See, things only having meaning because WE assign them meaning...I'll even go out on a limb here and say that women are more likely to do this than men when it comes to sentimental things - though personally I will say the older I've gotten the less likely I am to do that...But remember being in jr. high and high school? If your boyfriend gave you a stuffed animal - oh my goodness...the thing may as well have been him...lol...

OH, I don't think your husband has any meaning assigned to that belt at all...the evidence comes in the fact that he told you when and where he purchased it...If it had been "THE secret belt" that held some meaning to him, he would not have done that...

OKAY though, all that being said...

Your feelings aren't right or wrong - they simply ARE...I understand E_E's point that you do have a measure of control over some things, but I'm not totally onboard with controlling every feeling one has...You may have a feeling and be able to tell yourself it is an inappropriate feeling and choose to focus elsewhere, but the first feeling you had did exist - you still felt it...
+ + + + +
- [Given request A]
Write out the part of the post about the belt and feelings between "See, things only" and "have done that...", inclusive.
- [Given request B]
In the post about the belt and feelings, what evidence shows that the husband attaches no meaning to the belt?
- [Given request C]
Proceed with the post about the belt and feelings, picking up right after its final sentence.

- [Available data]
+ + + + +
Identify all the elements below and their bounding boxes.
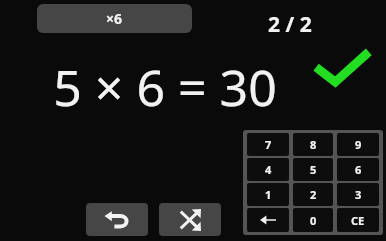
+ + + + +
- [Final answer A]
See, things only having meaning because WE assign them meaning...I'll even go out on a limb here and say that women are more likely to do this than men when it comes to sentimental things - though personally I will say the older I've gotten the less likely I am to do that...But remember being in jr. high and high school? If your boyfriend gave you a stuffed animal - oh my goodness...the thing may as well have been him...lol...

OH, I don't think your husband has any meaning assigned to that belt at all...the evidence comes in the fact that he told you when and where he purchased it...If it had been "THE secret belt" that held some meaning to him, he would not have done that...

- [Final answer B]
He told her when and where he bought it.

- [Final answer C]
I think the example of waywards not being able to control their feelings is actually a poor one and I'll tell you why...I do not think they can...meaning once you allow someone to meet your emotional needs you WILL develop in love feelings for that person...What IS under the wayward's control is ACTING on feelings - they also have control over allowing someone other than their spouse to meet their emotional needs in the first place...but the feelings themselves just ARE...

N.E.WAY...

OH, the biggest issue I see is that you and your husband don't appear to have an intimate enough relationship to be open and honest with the other - and I'm sorry, because that sucks rocks for you [and him, though he doesn't get that yet]! frown

You see if something like you've described were to happen in Mr. W's and my relationship, I'd not have to come here and ask what to do, nor would he...There would be no hesitation in either of us sharing our feelings RESPECTFULLY with the other, because we are that sure that the other person would be interested enough in our feelings to not only listen, but do everything in their power to make things okay...Our relationship is one of EXTRAORDINARY CARE...If anything at all triggered Mr. W, I would go to the ends of the earth to get rid of that trigger...Mr. W's feelings are top priority to me, because it is my job to ensure that he remains in love with me...I am never to be the source of his unhappiness...He'd have no reason to fear my reaction to his feelings because he knows that I will protect him...

Anyway OH - my wish for you is that you would have a happily recovered MB marriage...unfortunately that takes two willing partners...(((((OH)))))...IMO, the belt is the least of your worries...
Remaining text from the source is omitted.